What happens when the sport stops?
In these uncertain times, sport across the country like most things has been suspended. The damage caused by the coronavirus pandemic is far greater than the financial concerns of anyone in sport, but like any business, and sport is business, financial loss will be felt by all sports teams, clubs and individual athletes across the globe.
The financial impact will vary depending on the wealth of those concerned. Big Premier League clubs for example will be able to swallow a large amount of the cash they will lose from ticket sales through commercial revenue and TV money whilst according to Forbes, the cancelled Wimbledon tennis tournament will be protected with a $141 million insurance payout.
When it comes to sport on a more local level, Beeston has a wide variety of different clubs, teams and other sporting activities which will have been affected by the national lockdown.
Caroline Bartliff, Chair of Beeston Badminton Club said, “the club had its last club night the week before lockdown. The numbers were very low on the last night as we knew it was coming. There will be a financial impact, although it’s summer season so we’d already cancelled our booking until May and will just slide it further if lockdown continues. We feel lucky we managed to pull in the Sport Relief event on the 12th March – raising £160.”
A statement from Chilwell Memorial Institute which includes Chilwell Tennis Club said, “Obviously, there will be a financial loss to the Institute and the individual clubs, but this is not expected to be crippling. For private hirers who run classes, this may be different. Some may find that they are unable to continue for various reasons.
“Meanwhile we urge our members and the wider community to take care, stay safe and look out for others, especially those on their own, who may need a chat by phone or email.”

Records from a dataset
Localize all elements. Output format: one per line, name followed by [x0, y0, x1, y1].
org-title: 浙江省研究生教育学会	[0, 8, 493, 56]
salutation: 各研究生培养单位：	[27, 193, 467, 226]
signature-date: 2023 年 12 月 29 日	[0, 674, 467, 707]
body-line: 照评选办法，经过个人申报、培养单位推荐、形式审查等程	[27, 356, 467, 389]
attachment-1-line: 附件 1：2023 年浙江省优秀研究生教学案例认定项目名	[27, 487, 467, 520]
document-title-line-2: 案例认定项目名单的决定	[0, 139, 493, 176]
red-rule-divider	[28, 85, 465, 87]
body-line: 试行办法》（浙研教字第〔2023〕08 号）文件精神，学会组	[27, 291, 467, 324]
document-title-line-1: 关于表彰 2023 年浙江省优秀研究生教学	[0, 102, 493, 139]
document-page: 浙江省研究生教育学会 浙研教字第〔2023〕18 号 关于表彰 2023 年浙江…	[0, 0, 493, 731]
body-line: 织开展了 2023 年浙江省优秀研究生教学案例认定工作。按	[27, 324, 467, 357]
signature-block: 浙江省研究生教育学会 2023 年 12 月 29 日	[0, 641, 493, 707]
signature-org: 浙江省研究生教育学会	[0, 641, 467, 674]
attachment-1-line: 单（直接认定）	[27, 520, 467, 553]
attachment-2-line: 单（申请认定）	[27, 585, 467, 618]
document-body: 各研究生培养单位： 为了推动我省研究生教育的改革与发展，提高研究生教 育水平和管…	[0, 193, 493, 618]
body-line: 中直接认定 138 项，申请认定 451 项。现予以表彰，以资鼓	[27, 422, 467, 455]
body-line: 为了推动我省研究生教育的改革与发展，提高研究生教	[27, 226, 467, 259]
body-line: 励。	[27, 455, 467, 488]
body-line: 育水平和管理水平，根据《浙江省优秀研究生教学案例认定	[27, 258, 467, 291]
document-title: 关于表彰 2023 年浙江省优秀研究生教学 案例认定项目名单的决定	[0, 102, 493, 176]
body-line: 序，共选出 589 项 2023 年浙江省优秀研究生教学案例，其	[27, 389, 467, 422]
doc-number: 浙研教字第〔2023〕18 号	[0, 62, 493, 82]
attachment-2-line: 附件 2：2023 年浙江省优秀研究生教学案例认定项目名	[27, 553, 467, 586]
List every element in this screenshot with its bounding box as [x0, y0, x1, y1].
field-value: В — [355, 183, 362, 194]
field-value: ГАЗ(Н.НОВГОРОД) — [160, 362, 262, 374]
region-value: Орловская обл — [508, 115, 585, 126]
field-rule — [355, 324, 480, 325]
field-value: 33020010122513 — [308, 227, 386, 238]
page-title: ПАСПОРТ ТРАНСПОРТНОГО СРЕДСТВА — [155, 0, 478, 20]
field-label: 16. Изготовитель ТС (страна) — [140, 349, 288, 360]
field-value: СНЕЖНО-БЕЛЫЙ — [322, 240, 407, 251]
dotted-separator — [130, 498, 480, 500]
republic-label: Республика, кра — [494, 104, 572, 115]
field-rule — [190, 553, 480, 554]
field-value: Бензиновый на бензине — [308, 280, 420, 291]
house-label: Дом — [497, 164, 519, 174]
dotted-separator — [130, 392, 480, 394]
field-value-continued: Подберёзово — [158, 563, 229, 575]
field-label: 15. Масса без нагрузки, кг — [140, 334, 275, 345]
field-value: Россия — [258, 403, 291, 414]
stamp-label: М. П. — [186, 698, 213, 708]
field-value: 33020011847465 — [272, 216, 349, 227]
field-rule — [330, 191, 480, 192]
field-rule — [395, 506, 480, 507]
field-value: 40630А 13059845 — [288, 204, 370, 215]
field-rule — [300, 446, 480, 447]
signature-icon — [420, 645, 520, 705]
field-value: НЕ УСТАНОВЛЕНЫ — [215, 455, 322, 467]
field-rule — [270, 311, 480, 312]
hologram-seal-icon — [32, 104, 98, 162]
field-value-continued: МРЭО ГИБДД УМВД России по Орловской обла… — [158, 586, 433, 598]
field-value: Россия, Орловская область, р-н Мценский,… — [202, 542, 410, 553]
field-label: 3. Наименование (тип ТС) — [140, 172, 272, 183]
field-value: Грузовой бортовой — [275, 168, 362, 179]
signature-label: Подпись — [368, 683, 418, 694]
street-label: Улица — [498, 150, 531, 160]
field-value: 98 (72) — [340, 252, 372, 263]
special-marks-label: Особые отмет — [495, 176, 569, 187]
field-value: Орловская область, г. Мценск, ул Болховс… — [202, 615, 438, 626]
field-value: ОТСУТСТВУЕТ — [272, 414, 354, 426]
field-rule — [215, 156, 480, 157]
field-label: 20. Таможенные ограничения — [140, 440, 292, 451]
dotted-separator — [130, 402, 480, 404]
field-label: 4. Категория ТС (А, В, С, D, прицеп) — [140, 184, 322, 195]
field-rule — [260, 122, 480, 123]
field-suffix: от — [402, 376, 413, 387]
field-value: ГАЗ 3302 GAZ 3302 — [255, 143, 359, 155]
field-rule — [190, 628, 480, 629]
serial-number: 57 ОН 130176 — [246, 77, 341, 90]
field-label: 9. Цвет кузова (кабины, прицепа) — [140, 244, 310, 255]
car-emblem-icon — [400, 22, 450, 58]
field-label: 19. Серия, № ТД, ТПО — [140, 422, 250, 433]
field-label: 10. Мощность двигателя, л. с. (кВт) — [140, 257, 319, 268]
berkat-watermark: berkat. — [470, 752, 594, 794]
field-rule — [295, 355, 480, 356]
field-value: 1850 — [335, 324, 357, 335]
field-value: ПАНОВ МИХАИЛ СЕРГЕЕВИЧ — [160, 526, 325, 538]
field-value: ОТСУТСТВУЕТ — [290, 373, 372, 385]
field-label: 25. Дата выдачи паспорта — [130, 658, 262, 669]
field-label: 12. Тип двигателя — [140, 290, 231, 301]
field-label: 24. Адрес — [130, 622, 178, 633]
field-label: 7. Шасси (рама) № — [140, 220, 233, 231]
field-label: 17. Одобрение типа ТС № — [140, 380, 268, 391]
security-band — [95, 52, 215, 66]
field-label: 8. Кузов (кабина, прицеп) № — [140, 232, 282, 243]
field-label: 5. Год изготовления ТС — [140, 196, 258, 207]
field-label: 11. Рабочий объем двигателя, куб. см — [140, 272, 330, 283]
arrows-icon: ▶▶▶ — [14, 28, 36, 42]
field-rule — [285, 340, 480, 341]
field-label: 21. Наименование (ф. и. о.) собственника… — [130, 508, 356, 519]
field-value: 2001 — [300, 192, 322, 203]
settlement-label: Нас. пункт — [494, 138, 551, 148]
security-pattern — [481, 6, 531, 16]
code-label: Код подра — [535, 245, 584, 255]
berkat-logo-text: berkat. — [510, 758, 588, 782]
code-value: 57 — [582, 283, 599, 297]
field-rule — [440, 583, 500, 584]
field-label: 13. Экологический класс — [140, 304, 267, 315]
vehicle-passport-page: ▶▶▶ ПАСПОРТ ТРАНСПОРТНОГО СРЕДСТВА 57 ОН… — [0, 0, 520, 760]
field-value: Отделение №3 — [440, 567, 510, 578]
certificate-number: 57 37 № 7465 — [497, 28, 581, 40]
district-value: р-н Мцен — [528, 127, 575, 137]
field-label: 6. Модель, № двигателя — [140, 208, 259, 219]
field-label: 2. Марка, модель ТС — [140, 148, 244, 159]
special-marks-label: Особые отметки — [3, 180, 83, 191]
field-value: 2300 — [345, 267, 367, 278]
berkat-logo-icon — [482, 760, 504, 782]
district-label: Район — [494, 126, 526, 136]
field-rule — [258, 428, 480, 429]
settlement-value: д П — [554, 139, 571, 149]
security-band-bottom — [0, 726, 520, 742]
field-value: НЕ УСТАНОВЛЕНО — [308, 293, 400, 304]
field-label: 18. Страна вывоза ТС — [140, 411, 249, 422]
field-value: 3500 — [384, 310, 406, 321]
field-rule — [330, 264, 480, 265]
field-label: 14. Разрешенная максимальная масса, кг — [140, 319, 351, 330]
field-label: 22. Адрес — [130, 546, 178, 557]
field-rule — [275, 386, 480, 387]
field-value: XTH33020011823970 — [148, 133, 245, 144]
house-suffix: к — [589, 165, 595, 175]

## REQUIRED TASKS:
A) According to the article about sport during lockdown, how much did Beeston Badminton Club raise at its Sport Relief event?
B) Resume the article about sport during lockdown from the point where it stops.
This material is separate from the article about sport during lockdown.

## TASK-BY-TASK OUTPUTS:
A) The event raised £160.

B)
At the end of the lockdown, a possible problem for teams and clubs across Beeston will be whether they see a decrease in membership figures or player numbers, as people lose interest and have other priorities after such a long period of time.
“If I’m honest, I’m expecting there to be a significant increase in numbers at parkrun, either with our regular parkrunners eager to be back to ‘normality’ and an opportunity to see friends again, or an influx of new runners as lots of Beeston folks seem to be out running as their one form of daily exercise” explains Beeston parkrun director, Alison Hogg.
“Beeston parkrun last took place on Saturday 14 March,” said Alison. “For us locally, as we are a free event, open to all and run by volunteers, there should be minimal impact on our activities. However, I’m not sure how the cancellations will affect the wider delivery of parkruns throughout the UK.”
“We have had to cancel tournaments, club competitions, and social events until the end of May, which unfortunately includes a national charity fundraising event for Macmillan.”
Elsewhere, Beatrice McGlen, Chairman of Nottingham Croquet Club based at Highfields Park, tells me that the crisis has happened just as their season was about to start.
“We have had to cancel tournaments, club competitions, and social events until the end of May, which unfortunately includes a national charity fundraising event for Macmillan. Early rounds of national inter-club competitions are also, at best, postponed. Tournaments are an important source of income for the club and players come from all over the country to compete. We have been amazed at the generosity of many of them who have donated their entry fees to the club when the events have been cancelled.”
With many people in self-isolation during this time, the social side of sport will be sorely missed, so people are finding new ways of keeping in touch with one another.
“We have a fairly active Facebook page so we’ve been endeavouring to post each week, either sharing general parkrun UK messages or sharing pictures and posts from Beeston parkrun over the past six years,” says Alison.
“We were due to celebrate our 6th birthday at the start of April when we planned a parkrun party and cakes. Instead, we played ‘guess the masked run director,’ for the core team of run directors. We’re in regular contact through WhatsApp and have had a meeting via Zoom.”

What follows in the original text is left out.